Tu tarea: Prosigue la nota sobre el partido entre Colombia y Portugal en Miami a partir de su última oración.

Texto proporcionado:

****

Misael Salazar F.
Cuando Colombia y Portugal salgan, esta tarde, al gramado del Hard Rock Stadium de Miami, la temperatura estará vibrante, a 30 grados centígrados, una sensación térmica superior a los 40 y una humedad de 65%.
Parecerá un infierno para soportar 90 minutos de juego que pueden y deben decidir si el equipo de Néstor Lorenzo clasifica de primero o de segundo en el Grupo K del Mundial de Fútbol.
Para clasificar de primero, Colombia necesita ganar o empatar el último partido de la fase de grupos que hoy concluye.
Al contrario: La única manera de que Colombia clasifique de segundo, es perdiendo frente al equipo de Cristiano Ronaldo.
El estratega Lorenzo sabe que el de hoy es un partido importante, más no de vida o muerte, porque ambos equipos ya están clasificados a los dieciseisavos de final que comienzan mañana mismo.
Y sabe también Lorenzo que el de hoy es el más duro rival de Colombia en esta fase de grupos. Al menos, es el equipo de más cartel con el que le tocó medirse.
Las únicas dudas que existen sobre la selección Colombia es el criterio que el técnico utilizará para decidir si deja fuera del once inicial a Jefferson Lerma, Jhon Lucumí y Johan Mujica, quienes tienen acumuladas tarjetas amarillas.

****

Datos registrados:
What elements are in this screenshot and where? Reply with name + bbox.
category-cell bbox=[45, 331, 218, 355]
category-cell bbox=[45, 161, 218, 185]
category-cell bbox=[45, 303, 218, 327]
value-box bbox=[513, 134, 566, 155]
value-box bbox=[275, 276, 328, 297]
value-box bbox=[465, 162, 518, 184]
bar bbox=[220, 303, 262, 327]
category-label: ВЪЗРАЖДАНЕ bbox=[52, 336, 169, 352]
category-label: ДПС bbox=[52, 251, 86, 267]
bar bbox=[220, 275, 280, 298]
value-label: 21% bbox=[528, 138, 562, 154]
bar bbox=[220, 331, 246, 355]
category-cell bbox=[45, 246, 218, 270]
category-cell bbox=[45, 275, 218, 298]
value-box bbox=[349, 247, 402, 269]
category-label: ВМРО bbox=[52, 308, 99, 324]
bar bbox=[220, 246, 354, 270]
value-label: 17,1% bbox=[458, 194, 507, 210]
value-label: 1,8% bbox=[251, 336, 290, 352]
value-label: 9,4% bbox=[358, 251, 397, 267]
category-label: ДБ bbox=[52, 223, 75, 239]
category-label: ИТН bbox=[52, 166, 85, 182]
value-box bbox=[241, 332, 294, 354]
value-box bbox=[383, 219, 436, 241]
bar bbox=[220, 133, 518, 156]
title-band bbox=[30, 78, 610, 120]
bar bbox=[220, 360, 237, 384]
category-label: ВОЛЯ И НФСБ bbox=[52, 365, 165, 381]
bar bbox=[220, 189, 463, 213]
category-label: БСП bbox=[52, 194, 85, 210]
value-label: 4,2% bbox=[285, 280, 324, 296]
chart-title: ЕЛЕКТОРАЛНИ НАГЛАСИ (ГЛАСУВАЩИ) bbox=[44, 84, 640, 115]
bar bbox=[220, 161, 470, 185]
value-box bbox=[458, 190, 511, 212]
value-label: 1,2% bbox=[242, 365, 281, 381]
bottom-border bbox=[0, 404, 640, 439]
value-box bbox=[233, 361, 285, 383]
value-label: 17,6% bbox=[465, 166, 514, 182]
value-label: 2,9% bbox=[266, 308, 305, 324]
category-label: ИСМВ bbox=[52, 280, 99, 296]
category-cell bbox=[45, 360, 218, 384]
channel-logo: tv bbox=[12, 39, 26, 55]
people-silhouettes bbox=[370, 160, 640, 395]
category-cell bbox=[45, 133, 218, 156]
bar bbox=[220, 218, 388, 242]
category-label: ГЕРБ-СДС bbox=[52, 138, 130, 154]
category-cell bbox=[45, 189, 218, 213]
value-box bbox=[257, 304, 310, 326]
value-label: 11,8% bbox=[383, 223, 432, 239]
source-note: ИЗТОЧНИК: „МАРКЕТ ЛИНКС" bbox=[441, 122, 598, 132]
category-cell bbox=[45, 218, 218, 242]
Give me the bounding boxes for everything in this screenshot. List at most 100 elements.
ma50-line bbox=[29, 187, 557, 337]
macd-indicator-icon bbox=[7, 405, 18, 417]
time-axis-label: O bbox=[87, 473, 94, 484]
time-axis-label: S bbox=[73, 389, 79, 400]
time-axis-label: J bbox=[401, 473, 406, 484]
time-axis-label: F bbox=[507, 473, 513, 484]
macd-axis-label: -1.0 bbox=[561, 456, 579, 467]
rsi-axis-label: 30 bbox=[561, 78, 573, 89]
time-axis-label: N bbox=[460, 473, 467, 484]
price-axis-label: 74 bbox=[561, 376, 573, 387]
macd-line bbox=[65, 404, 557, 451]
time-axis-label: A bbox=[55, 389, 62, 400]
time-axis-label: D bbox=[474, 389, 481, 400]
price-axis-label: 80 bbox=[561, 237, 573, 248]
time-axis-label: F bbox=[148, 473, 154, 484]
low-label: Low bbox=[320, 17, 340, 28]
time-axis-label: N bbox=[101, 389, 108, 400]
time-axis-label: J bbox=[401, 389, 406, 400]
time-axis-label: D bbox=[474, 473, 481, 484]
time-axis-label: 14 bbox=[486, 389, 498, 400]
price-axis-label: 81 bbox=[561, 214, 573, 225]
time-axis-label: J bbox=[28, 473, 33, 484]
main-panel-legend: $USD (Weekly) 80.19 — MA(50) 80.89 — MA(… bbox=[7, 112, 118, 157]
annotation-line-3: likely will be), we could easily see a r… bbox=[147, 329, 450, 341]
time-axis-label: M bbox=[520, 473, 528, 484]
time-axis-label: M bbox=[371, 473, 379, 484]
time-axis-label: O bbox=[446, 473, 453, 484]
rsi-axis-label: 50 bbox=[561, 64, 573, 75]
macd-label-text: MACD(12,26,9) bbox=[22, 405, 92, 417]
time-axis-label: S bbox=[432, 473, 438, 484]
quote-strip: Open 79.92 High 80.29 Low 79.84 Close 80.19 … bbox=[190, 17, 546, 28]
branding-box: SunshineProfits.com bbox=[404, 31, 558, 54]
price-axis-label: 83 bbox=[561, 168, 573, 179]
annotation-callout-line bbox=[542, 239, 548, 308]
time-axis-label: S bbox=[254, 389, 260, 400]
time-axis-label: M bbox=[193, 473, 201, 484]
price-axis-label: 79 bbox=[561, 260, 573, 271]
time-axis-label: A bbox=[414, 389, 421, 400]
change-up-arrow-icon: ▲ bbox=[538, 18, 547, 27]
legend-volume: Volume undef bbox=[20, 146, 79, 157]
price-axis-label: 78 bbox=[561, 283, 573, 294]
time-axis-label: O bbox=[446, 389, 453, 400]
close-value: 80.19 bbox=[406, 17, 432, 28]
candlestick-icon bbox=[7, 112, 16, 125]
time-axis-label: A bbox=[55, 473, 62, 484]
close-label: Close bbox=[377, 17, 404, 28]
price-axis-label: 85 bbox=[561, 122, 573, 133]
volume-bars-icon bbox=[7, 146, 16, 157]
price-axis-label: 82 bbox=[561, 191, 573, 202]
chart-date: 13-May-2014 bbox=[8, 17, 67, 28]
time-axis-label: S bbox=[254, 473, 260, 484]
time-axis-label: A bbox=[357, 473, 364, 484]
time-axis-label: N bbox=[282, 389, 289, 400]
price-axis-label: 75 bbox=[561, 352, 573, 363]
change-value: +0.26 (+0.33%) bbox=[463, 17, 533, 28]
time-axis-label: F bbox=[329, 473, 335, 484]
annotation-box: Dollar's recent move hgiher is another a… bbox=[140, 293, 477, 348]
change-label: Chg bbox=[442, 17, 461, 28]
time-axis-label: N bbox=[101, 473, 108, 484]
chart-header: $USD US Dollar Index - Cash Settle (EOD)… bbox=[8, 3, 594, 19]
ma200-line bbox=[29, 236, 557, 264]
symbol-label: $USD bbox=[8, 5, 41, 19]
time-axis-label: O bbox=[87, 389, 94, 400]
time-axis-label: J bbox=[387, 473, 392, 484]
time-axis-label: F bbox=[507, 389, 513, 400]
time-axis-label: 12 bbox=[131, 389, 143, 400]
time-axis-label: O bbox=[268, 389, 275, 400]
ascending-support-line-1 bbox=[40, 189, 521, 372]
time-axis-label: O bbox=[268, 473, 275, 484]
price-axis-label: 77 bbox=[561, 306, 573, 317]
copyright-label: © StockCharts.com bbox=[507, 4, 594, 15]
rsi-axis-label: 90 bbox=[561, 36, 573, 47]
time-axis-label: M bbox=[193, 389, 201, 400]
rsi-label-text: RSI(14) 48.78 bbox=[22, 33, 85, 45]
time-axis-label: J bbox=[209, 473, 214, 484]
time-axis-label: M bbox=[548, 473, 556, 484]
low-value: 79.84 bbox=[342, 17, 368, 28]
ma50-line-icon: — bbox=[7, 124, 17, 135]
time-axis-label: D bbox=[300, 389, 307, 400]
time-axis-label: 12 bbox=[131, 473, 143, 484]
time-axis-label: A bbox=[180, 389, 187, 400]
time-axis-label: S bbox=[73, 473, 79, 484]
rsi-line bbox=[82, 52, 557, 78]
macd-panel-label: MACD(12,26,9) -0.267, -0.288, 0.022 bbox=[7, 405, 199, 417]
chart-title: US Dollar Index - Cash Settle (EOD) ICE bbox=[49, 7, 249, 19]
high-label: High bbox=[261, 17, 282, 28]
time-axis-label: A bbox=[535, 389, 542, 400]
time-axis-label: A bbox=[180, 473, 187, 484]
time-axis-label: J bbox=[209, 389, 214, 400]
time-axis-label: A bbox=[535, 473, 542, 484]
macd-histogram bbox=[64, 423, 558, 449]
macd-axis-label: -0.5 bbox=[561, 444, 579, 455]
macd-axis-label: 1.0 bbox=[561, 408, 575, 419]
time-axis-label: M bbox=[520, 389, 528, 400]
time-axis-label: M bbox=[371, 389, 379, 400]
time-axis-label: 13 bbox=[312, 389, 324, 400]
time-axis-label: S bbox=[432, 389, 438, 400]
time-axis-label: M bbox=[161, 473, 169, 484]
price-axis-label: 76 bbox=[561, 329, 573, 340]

****

Espacio de respuesta:
Pero son 26 jugadores convocados, suficientes para que Lorenzo utilice variantes y quite o ponga los nombrados sin que produzcan traumas frente al equipo de Cristiano Ronaldo.
Colombia tiene otro punto a su favor y el equipo portugués lo sabe: Juega casi de local en Miami, donde la colonia colombiana, latina y suramericana es muy, muy grande.
El partido crucial para ambos equipos está planificado para las 6 y 30 de la tarde, hora colombiana.
A esa hora, colombianos y portugueses saldrán a disputarse el honor de ser el primero del grupo, pero Colombia, en el papel, cuenta con la ventaja de necesitar solo el empate. A esa hora, en el horno que es Miami, los dos equipos pondrán en disputa la supremacía y esperamos que Colombia se quede con los máximos honores.